**Assignment 1**: Rewrite the part of the message from "Rather I would" up to and including "one more appealing.", putting "automatic handling" in place of "automatic behavior".
**Assignment 2**: In the message, which of the two new ideas for preserving relative location does the writer prefer?

START Selected excerpt

Sounds like good news. I will keep submitting patches until you decide to grant SVN access. :)

@Stefan
Yes, I already worked with SVN and git. You can have a look at my ohloh [1] and github [2] accounts if you like to. Yet before I never got involved in Open Source development without direct linking to my institute (ifgi) or work. So this is where I try to get more used to and more experienced with. If you want to add me as project member, sure that would be very nice.

@Ede
I think comparing the old project location with the new project location is a good idea, but do we really need another dialog, as the user is asked about broken layers already?
Rather I would foster automatic behavior for more better usability.

I got two new Ideas on how to preserve relative location without the downwards-compatibility problem. They should both have same effects. I would prefer solution 2, but maybe you'll find the first one more appealing.

1. Deriving possible projectfile-resource relations by comparing the old project location with the new location:

    old location and resource:
*    c:/projects/*myProject.jml
*    c:/projects/*mydata/data.jml

    open project in new location:
*    d:/workspace/*myProject.jml (given)
    --> *d:/workspace/*mydata/data.jml (update)

END Selected excerpt
START Source data

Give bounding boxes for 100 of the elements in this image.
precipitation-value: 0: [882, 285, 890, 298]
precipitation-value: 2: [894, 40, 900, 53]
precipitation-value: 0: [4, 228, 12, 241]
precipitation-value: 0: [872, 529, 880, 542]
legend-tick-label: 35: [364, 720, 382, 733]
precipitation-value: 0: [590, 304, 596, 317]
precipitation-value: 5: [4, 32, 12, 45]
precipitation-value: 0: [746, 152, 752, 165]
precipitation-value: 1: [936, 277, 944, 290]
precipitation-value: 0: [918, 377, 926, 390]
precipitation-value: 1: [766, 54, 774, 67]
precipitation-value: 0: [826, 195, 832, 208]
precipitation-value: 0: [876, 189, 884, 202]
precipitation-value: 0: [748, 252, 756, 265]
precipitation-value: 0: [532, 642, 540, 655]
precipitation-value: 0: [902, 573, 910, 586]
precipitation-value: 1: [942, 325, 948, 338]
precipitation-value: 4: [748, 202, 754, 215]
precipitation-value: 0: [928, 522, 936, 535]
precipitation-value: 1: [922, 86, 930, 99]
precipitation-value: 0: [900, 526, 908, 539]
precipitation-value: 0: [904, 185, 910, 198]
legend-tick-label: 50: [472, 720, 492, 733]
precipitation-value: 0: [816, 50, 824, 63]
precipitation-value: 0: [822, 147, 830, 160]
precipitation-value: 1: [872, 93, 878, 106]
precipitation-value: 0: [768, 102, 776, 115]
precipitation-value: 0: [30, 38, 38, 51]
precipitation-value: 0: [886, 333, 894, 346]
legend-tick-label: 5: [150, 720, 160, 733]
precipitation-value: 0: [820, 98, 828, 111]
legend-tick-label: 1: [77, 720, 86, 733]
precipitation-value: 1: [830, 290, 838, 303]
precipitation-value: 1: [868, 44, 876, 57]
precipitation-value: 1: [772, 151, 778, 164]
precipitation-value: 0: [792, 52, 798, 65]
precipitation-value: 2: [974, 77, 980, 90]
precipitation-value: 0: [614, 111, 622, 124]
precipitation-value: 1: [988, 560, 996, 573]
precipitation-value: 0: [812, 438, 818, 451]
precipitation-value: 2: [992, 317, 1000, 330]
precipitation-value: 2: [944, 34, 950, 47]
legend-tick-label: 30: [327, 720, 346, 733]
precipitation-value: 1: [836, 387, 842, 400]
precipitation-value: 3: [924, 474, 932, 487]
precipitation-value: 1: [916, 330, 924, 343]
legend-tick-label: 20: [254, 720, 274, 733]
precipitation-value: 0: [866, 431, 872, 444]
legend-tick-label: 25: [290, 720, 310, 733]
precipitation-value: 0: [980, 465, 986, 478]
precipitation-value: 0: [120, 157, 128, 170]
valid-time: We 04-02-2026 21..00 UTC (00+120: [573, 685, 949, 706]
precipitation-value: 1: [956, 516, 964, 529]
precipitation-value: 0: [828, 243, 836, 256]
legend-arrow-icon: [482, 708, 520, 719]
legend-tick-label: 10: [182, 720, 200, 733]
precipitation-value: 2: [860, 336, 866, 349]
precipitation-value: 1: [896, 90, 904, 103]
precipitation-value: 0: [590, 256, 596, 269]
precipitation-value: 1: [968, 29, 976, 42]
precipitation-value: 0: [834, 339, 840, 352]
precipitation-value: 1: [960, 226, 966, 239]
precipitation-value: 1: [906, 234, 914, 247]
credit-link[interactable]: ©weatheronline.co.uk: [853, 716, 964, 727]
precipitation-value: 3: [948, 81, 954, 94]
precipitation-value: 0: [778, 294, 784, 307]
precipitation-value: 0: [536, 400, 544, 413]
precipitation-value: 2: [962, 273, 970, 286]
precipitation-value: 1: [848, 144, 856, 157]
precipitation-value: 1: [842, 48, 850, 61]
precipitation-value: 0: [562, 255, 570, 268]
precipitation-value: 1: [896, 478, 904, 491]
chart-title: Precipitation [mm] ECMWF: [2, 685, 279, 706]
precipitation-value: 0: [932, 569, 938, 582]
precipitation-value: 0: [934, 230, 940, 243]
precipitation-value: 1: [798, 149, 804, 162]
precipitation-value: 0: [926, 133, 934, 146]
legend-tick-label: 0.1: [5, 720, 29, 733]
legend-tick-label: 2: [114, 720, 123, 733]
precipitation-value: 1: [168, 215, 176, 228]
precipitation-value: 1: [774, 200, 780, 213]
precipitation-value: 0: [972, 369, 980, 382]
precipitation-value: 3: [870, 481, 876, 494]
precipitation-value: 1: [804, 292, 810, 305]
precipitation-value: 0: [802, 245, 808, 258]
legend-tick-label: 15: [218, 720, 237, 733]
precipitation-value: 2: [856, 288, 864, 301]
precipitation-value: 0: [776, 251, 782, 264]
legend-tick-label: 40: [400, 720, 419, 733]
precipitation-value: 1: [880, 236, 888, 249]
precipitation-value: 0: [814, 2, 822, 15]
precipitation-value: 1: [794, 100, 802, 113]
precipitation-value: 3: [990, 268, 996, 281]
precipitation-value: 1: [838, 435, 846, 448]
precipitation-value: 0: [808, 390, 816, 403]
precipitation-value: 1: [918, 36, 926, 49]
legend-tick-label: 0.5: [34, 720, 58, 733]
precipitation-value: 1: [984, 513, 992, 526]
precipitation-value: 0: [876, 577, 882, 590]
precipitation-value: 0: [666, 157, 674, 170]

END Source data

**Answer area 1**:
Rather I would foster automatic handling for more better usability.

I got two new Ideas on how to preserve relative location without the downwards-compatibility problem. They should both have same effects. I would prefer solution 2, but maybe you'll find the first one more appealing.

**Answer area 2**: Solution 2.